● **Exercise**: Without including any pictures, copy each entry below exactly.

(Extracted data entries)
* start *

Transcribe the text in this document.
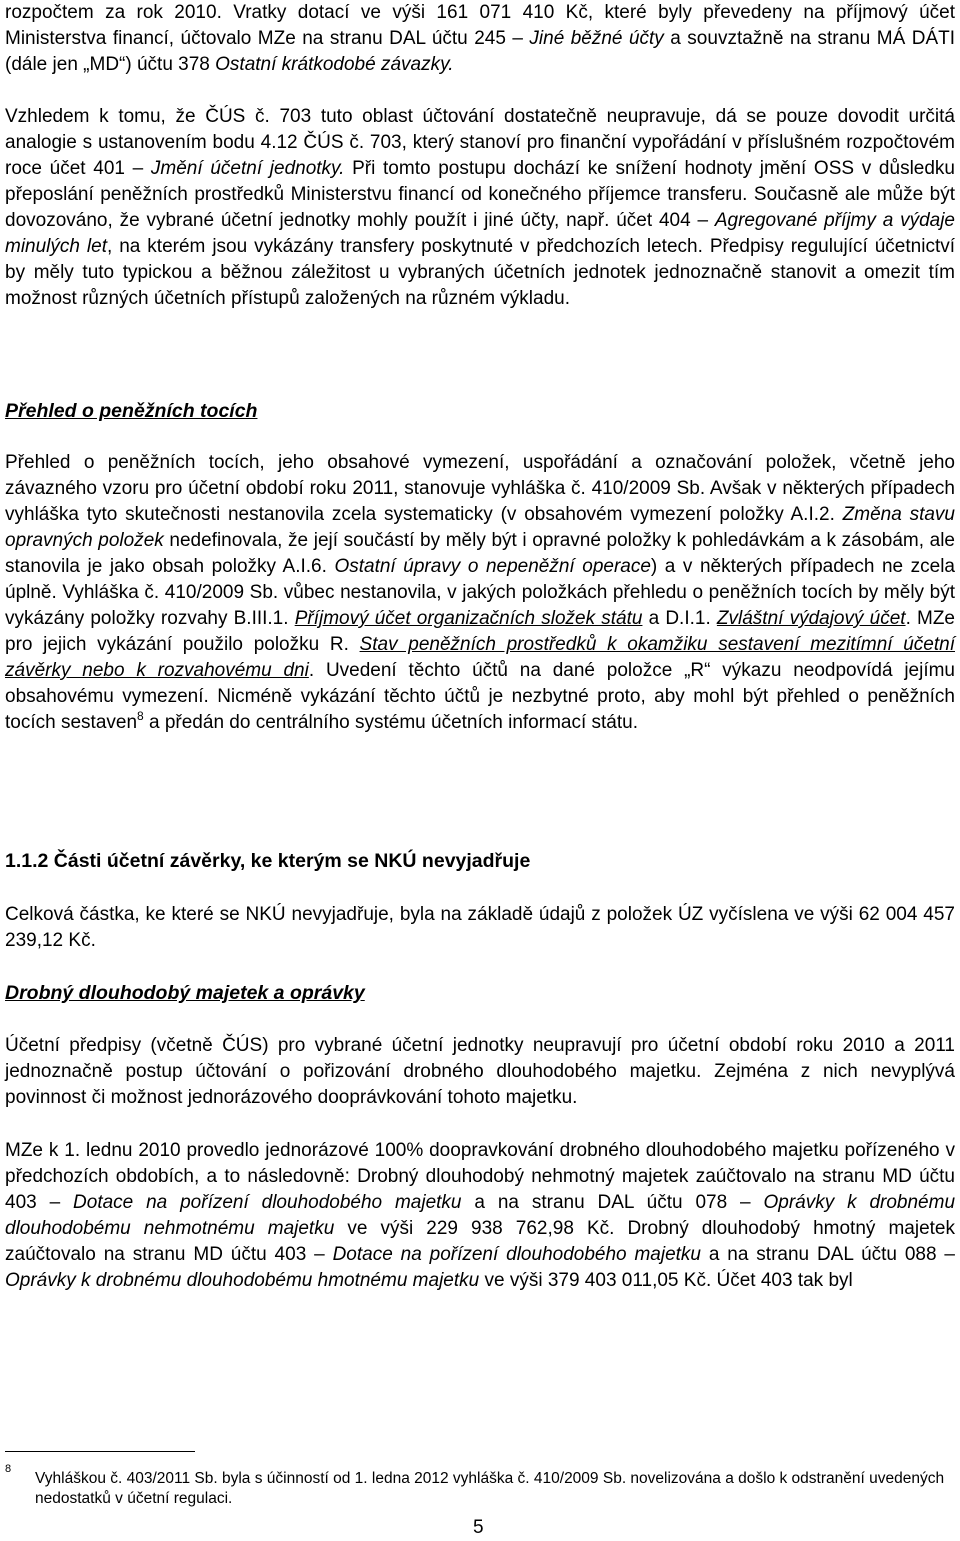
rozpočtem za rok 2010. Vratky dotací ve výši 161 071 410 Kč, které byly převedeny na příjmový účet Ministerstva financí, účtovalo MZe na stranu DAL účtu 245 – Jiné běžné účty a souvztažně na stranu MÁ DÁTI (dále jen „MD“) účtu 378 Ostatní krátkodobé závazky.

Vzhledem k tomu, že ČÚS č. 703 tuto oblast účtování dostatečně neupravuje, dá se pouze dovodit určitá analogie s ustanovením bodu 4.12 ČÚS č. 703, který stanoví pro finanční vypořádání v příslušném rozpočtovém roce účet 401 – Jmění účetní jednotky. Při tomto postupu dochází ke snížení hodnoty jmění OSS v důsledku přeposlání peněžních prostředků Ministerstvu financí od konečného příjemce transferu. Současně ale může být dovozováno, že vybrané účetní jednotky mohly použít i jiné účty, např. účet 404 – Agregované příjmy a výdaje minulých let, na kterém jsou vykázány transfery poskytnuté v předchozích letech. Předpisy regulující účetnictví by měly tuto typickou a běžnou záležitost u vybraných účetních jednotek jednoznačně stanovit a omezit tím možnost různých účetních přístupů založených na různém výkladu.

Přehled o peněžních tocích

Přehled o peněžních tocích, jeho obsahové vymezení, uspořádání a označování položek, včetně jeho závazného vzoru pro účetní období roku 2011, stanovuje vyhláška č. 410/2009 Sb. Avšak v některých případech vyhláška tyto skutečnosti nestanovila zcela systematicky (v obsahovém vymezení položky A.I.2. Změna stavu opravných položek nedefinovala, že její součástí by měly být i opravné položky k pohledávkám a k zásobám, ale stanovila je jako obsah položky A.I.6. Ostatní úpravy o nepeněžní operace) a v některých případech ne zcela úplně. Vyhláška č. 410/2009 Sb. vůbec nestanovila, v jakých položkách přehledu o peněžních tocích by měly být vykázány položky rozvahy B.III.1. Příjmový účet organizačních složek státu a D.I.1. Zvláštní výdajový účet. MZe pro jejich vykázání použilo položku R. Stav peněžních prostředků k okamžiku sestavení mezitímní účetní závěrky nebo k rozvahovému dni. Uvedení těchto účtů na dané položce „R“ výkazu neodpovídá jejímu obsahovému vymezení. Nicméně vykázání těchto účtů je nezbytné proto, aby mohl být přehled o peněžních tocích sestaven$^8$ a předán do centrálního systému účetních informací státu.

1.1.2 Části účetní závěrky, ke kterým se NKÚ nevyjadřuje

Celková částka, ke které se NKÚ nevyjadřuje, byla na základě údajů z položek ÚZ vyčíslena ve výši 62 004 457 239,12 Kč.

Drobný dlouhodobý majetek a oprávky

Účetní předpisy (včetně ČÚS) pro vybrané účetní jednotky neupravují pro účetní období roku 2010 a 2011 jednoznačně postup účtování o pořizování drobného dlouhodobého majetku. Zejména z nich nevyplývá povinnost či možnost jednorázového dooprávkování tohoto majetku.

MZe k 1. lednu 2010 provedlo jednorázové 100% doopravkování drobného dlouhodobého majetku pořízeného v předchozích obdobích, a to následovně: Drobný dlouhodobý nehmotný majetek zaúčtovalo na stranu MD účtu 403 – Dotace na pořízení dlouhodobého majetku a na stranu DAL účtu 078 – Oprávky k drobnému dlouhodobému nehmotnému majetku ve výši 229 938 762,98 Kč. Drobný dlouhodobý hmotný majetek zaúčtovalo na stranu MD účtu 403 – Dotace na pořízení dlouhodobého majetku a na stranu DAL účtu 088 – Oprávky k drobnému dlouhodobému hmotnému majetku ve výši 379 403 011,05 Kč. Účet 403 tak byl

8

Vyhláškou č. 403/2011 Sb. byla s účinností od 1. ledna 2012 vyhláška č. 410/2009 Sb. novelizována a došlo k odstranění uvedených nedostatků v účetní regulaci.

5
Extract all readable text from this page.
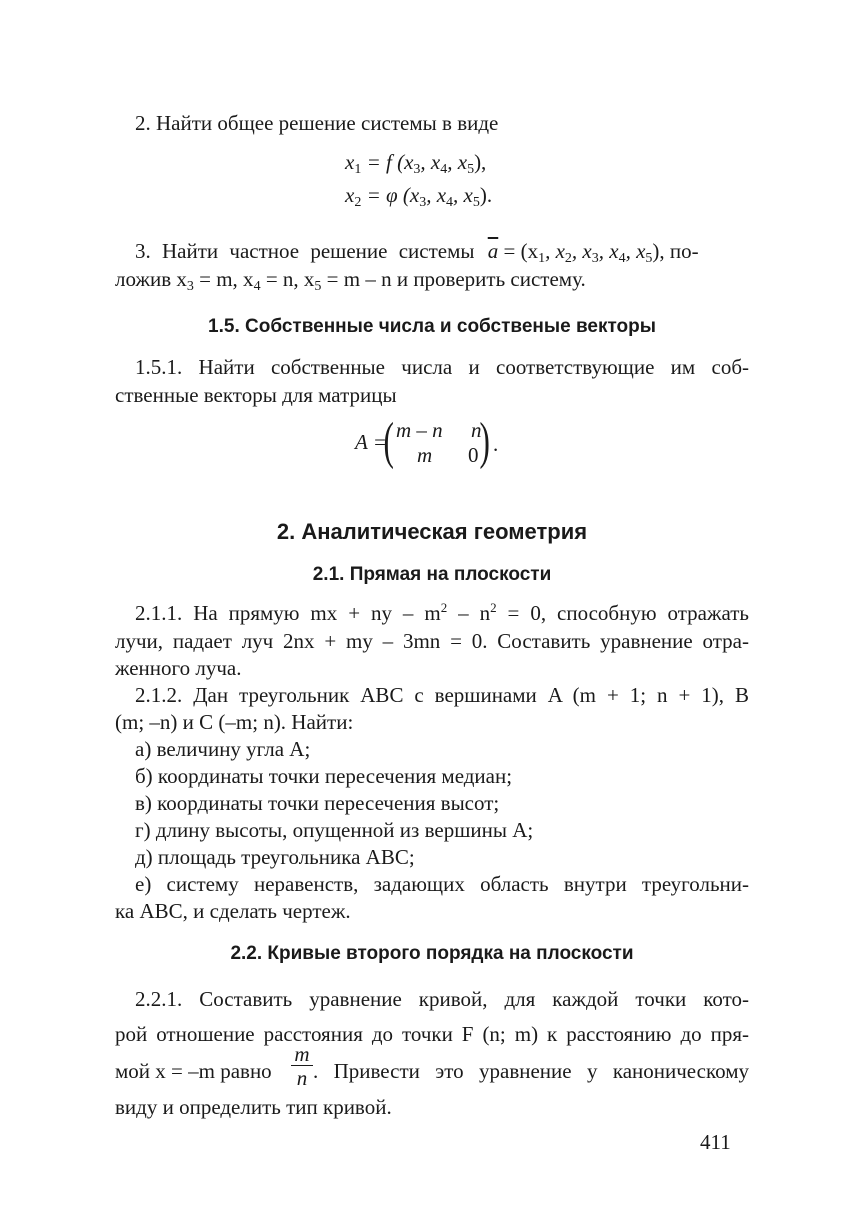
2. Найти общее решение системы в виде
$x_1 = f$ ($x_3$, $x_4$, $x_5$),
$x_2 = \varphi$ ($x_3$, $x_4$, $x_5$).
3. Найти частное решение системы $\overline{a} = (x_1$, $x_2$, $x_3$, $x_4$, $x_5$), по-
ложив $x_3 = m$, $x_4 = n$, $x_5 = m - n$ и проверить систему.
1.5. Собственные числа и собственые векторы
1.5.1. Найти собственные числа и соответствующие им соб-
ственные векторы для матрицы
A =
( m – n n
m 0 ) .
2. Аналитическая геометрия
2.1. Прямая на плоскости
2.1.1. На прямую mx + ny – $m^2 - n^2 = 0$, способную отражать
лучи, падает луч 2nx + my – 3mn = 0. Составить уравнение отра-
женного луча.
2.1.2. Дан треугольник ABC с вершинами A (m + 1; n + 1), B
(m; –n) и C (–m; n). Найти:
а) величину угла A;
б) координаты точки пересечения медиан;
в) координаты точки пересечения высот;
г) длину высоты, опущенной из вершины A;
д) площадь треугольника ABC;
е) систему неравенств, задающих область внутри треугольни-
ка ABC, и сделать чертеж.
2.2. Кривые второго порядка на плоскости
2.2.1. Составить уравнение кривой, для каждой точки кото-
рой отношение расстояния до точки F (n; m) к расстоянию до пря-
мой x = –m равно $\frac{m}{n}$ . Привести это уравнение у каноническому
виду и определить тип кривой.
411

* end *

● **Full solution**:
Transcribe the text in this document.
rozpočtem za rok 2010. Vratky dotací ve výši 161 071 410 Kč, které byly převedeny na příjmový účet Ministerstva financí, účtovalo MZe na stranu DAL účtu 245 – Jiné běžné účty a souvztažně na stranu MÁ DÁTI (dále jen „MD“) účtu 378 Ostatní krátkodobé závazky.

Vzhledem k tomu, že ČÚS č. 703 tuto oblast účtování dostatečně neupravuje, dá se pouze dovodit určitá analogie s ustanovením bodu 4.12 ČÚS č. 703, který stanoví pro finanční vypořádání v příslušném rozpočtovém roce účet 401 – Jmění účetní jednotky. Při tomto postupu dochází ke snížení hodnoty jmění OSS v důsledku přeposlání peněžních prostředků Ministerstvu financí od konečného příjemce transferu. Současně ale může být dovozováno, že vybrané účetní jednotky mohly použít i jiné účty, např. účet 404 – Agregované příjmy a výdaje minulých let, na kterém jsou vykázány transfery poskytnuté v předchozích letech. Předpisy regulující účetnictví by měly tuto typickou a běžnou záležitost u vybraných účetních jednotek jednoznačně stanovit a omezit tím možnost různých účetních přístupů založených na různém výkladu.

Přehled o peněžních tocích

Přehled o peněžních tocích, jeho obsahové vymezení, uspořádání a označování položek, včetně jeho závazného vzoru pro účetní období roku 2011, stanovuje vyhláška č. 410/2009 Sb. Avšak v některých případech vyhláška tyto skutečnosti nestanovila zcela systematicky (v obsahovém vymezení položky A.I.2. Změna stavu opravných položek nedefinovala, že její součástí by měly být i opravné položky k pohledávkám a k zásobám, ale stanovila je jako obsah položky A.I.6. Ostatní úpravy o nepeněžní operace) a v některých případech ne zcela úplně. Vyhláška č. 410/2009 Sb. vůbec nestanovila, v jakých položkách přehledu o peněžních tocích by měly být vykázány položky rozvahy B.III.1. Příjmový účet organizačních složek státu a D.I.1. Zvláštní výdajový účet. MZe pro jejich vykázání použilo položku R. Stav peněžních prostředků k okamžiku sestavení mezitímní účetní závěrky nebo k rozvahovému dni. Uvedení těchto účtů na dané položce „R“ výkazu neodpovídá jejímu obsahovému vymezení. Nicméně vykázání těchto účtů je nezbytné proto, aby mohl být přehled o peněžních tocích sestaven$^8$ a předán do centrálního systému účetních informací státu.

1.1.2 Části účetní závěrky, ke kterým se NKÚ nevyjadřuje

Celková částka, ke které se NKÚ nevyjadřuje, byla na základě údajů z položek ÚZ vyčíslena ve výši 62 004 457 239,12 Kč.

Drobný dlouhodobý majetek a oprávky

Účetní předpisy (včetně ČÚS) pro vybrané účetní jednotky neupravují pro účetní období roku 2010 a 2011 jednoznačně postup účtování o pořizování drobného dlouhodobého majetku. Zejména z nich nevyplývá povinnost či možnost jednorázového dooprávkování tohoto majetku.

MZe k 1. lednu 2010 provedlo jednorázové 100% doopravkování drobného dlouhodobého majetku pořízeného v předchozích obdobích, a to následovně: Drobný dlouhodobý nehmotný majetek zaúčtovalo na stranu MD účtu 403 – Dotace na pořízení dlouhodobého majetku a na stranu DAL účtu 078 – Oprávky k drobnému dlouhodobému nehmotnému majetku ve výši 229 938 762,98 Kč. Drobný dlouhodobý hmotný majetek zaúčtovalo na stranu MD účtu 403 – Dotace na pořízení dlouhodobého majetku a na stranu DAL účtu 088 – Oprávky k drobnému dlouhodobému hmotnému majetku ve výši 379 403 011,05 Kč. Účet 403 tak byl

8

Vyhláškou č. 403/2011 Sb. byla s účinností od 1. ledna 2012 vyhláška č. 410/2009 Sb. novelizována a došlo k odstranění uvedených nedostatků v účetní regulaci.

5
Extract all readable text from this page.
2. Найти общее решение системы в виде
$x_1 = f$ ($x_3$, $x_4$, $x_5$),
$x_2 = \varphi$ ($x_3$, $x_4$, $x_5$).
3. Найти частное решение системы $\overline{a} = (x_1$, $x_2$, $x_3$, $x_4$, $x_5$), по-
ложив $x_3 = m$, $x_4 = n$, $x_5 = m - n$ и проверить систему.
1.5. Собственные числа и собственые векторы
1.5.1. Найти собственные числа и соответствующие им соб-
ственные векторы для матрицы
A =
( m – n n
m 0 ) .
2. Аналитическая геометрия
2.1. Прямая на плоскости
2.1.1. На прямую mx + ny – $m^2 - n^2 = 0$, способную отражать
лучи, падает луч 2nx + my – 3mn = 0. Составить уравнение отра-
женного луча.
2.1.2. Дан треугольник ABC с вершинами A (m + 1; n + 1), B
(m; –n) и C (–m; n). Найти:
а) величину угла A;
б) координаты точки пересечения медиан;
в) координаты точки пересечения высот;
г) длину высоты, опущенной из вершины A;
д) площадь треугольника ABC;
е) систему неравенств, задающих область внутри треугольни-
ка ABC, и сделать чертеж.
2.2. Кривые второго порядка на плоскости
2.2.1. Составить уравнение кривой, для каждой точки кото-
рой отношение расстояния до точки F (n; m) к расстоянию до пря-
мой x = –m равно $\frac{m}{n}$ . Привести это уравнение у каноническому
виду и определить тип кривой.
411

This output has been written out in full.